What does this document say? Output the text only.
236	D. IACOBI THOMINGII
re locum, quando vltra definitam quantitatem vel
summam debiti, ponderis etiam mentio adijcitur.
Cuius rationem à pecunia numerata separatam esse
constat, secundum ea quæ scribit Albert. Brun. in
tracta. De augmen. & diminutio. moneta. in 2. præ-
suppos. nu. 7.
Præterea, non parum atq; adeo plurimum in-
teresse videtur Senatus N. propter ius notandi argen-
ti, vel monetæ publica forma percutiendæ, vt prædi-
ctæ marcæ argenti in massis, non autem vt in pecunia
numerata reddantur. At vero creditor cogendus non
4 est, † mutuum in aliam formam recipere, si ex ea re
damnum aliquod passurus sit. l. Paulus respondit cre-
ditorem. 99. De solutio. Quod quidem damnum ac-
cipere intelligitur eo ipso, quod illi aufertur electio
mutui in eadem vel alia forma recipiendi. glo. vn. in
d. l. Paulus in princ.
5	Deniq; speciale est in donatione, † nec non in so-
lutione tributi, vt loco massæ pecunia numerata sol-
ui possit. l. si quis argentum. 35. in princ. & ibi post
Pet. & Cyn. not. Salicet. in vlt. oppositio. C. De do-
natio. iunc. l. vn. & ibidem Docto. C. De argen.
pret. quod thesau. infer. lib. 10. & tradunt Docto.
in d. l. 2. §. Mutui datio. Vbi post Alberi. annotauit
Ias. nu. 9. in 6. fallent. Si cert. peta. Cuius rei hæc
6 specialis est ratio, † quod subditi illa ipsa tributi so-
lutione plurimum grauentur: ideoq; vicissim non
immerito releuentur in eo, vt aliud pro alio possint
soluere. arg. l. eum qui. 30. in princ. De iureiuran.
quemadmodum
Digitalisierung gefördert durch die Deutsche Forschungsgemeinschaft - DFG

◆ ◆ ◆ ◆

# STATED EXERCISE
Quote all the records exactly, please, leaving none out.

# FINAL ANSWER
What does this document say? Output the text only.
236	D. IACOBI THOMINGII
re locum, quando vltra definitam quantitatem vel
summam debiti, ponderis etiam mentio adijcitur.
Cuius rationem à pecunia numerata separatam esse
constat, secundum ea quæ scribit Albert. Brun. in
tracta. De augmen. & diminutio. moneta. in 2. præ-
suppos. nu. 7.
Præterea, non parum atq; adeo plurimum in-
teresse videtur Senatus N. propter ius notandi argen-
ti, vel monetæ publica forma percutiendæ, vt prædi-
ctæ marcæ argenti in massis, non autem vt in pecunia
numerata reddantur. At vero creditor cogendus non
4 est, † mutuum in aliam formam recipere, si ex ea re
damnum aliquod passurus sit. l. Paulus respondit cre-
ditorem. 99. De solutio. Quod quidem damnum ac-
cipere intelligitur eo ipso, quod illi aufertur electio
mutui in eadem vel alia forma recipiendi. glo. vn. in
d. l. Paulus in princ.
5	Deniq; speciale est in donatione, † nec non in so-
lutione tributi, vt loco massæ pecunia numerata sol-
ui possit. l. si quis argentum. 35. in princ. & ibi post
Pet. & Cyn. not. Salicet. in vlt. oppositio. C. De do-
natio. iunc. l. vn. & ibidem Docto. C. De argen.
pret. quod thesau. infer. lib. 10. & tradunt Docto.
in d. l. 2. §. Mutui datio. Vbi post Alberi. annotauit
Ias. nu. 9. in 6. fallent. Si cert. peta. Cuius rei hæc
6 specialis est ratio, † quod subditi illa ipsa tributi so-
lutione plurimum grauentur: ideoq; vicissim non
immerito releuentur in eo, vt aliud pro alio possint
soluere. arg. l. eum qui. 30. in princ. De iureiuran.
quemadmodum
Digitalisierung gefördert durch die Deutsche Forschungsgemeinschaft - DFG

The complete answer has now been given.